Image-based layout entries:
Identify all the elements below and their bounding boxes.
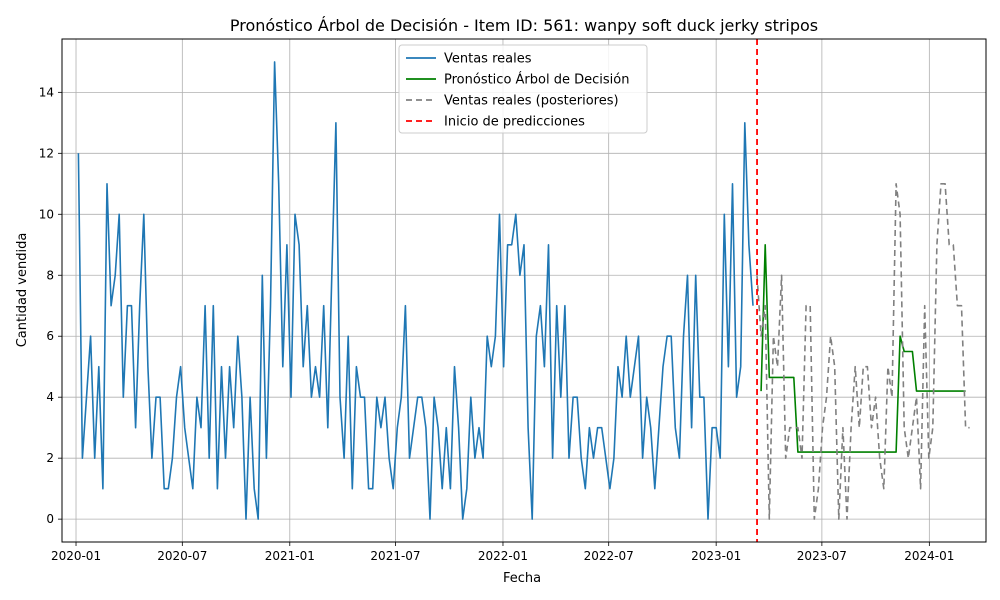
- y-tick-label: 4: [46, 390, 54, 404]
- x-tick-label: 2024-01: [904, 549, 954, 563]
- legend-label: Pronóstico Árbol de Decisión: [444, 72, 629, 88]
- axes-frame: [61, 38, 987, 543]
- y-tick-label: 10: [39, 207, 54, 221]
- y-tick-label: 6: [46, 329, 54, 343]
- x-axis-label: Fecha: [503, 571, 541, 586]
- chart-title: Pronóstico Árbol de Decisión - Item ID: …: [230, 16, 818, 35]
- legend-frame: [398, 44, 648, 134]
- legend-label: Ventas reales (posteriores): [444, 94, 619, 109]
- x-tick-label: 2021-07: [370, 549, 420, 563]
- x-axis-ticks: 2020-01 2020-07 2021-01 2021-07 2022-01 2022-…: [51, 542, 954, 563]
- x-tick-label: 2022-07: [584, 549, 634, 563]
- x-tick-label: 2021-01: [265, 549, 315, 563]
- x-tick-label: 2023-07: [797, 549, 847, 563]
- y-tick-label: 8: [46, 268, 54, 282]
- legend-label: Inicio de predicciones: [444, 115, 585, 130]
- legend: Ventas reales Pronóstico Árbol de Decisió…: [398, 44, 648, 134]
- x-tick-label: 2022-01: [478, 549, 528, 563]
- y-tick-label: 2: [46, 451, 54, 465]
- y-tick-label: 14: [39, 85, 54, 99]
- y-tick-label: 0: [46, 512, 54, 526]
- y-axis-ticks: 0 2 4 6 8 10 12 14: [39, 85, 62, 526]
- x-tick-label: 2023-01: [691, 549, 741, 563]
- y-axis-label: Cantidad vendida: [15, 233, 30, 348]
- legend-label: Ventas reales: [444, 52, 532, 67]
- series-line-2: [760, 244, 966, 453]
- series-line-1: [77, 61, 754, 520]
- x-tick-label: 2020-01: [51, 549, 101, 563]
- x-tick-label: 2020-07: [157, 549, 207, 563]
- plot-area: [77, 39, 970, 542]
- y-tick-label: 12: [39, 146, 54, 160]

• [PROBLEM STATEMENT] Print every line of the material above word for word, leaving out the pictures.

• [TASK OUTPUT]
Identify all the elements below and their bounding boxes.
- y-tick-label: 4: [46, 390, 54, 404]
- x-tick-label: 2024-01: [904, 549, 954, 563]
- legend-label: Pronóstico Árbol de Decisión: [444, 72, 629, 88]
- axes-frame: [61, 38, 987, 543]
- y-tick-label: 10: [39, 207, 54, 221]
- y-tick-label: 6: [46, 329, 54, 343]
- x-axis-label: Fecha: [503, 571, 541, 586]
- chart-title: Pronóstico Árbol de Decisión - Item ID: …: [230, 16, 818, 35]
- legend-frame: [398, 44, 648, 134]
- legend-label: Ventas reales (posteriores): [444, 94, 619, 109]
- x-tick-label: 2021-07: [370, 549, 420, 563]
- x-axis-ticks: 2020-01 2020-07 2021-01 2021-07 2022-01 2022-…: [51, 542, 954, 563]
- x-tick-label: 2022-07: [584, 549, 634, 563]
- x-tick-label: 2021-01: [265, 549, 315, 563]
- x-tick-label: 2023-07: [797, 549, 847, 563]
- y-tick-label: 8: [46, 268, 54, 282]
- legend-label: Inicio de predicciones: [444, 115, 585, 130]
- legend: Ventas reales Pronóstico Árbol de Decisió…: [398, 44, 648, 134]
- x-tick-label: 2022-01: [478, 549, 528, 563]
- y-tick-label: 2: [46, 451, 54, 465]
- y-tick-label: 14: [39, 85, 54, 99]
- y-tick-label: 0: [46, 512, 54, 526]
- y-axis-ticks: 0 2 4 6 8 10 12 14: [39, 85, 62, 526]
- x-tick-label: 2023-01: [691, 549, 741, 563]
- y-axis-label: Cantidad vendida: [15, 233, 30, 348]
- legend-label: Ventas reales: [444, 52, 532, 67]
- series-line-2: [760, 244, 966, 453]
- series-line-1: [77, 61, 754, 520]
- x-tick-label: 2020-01: [51, 549, 101, 563]
- x-tick-label: 2020-07: [157, 549, 207, 563]
- plot-area: [77, 39, 970, 542]
- y-tick-label: 12: [39, 146, 54, 160]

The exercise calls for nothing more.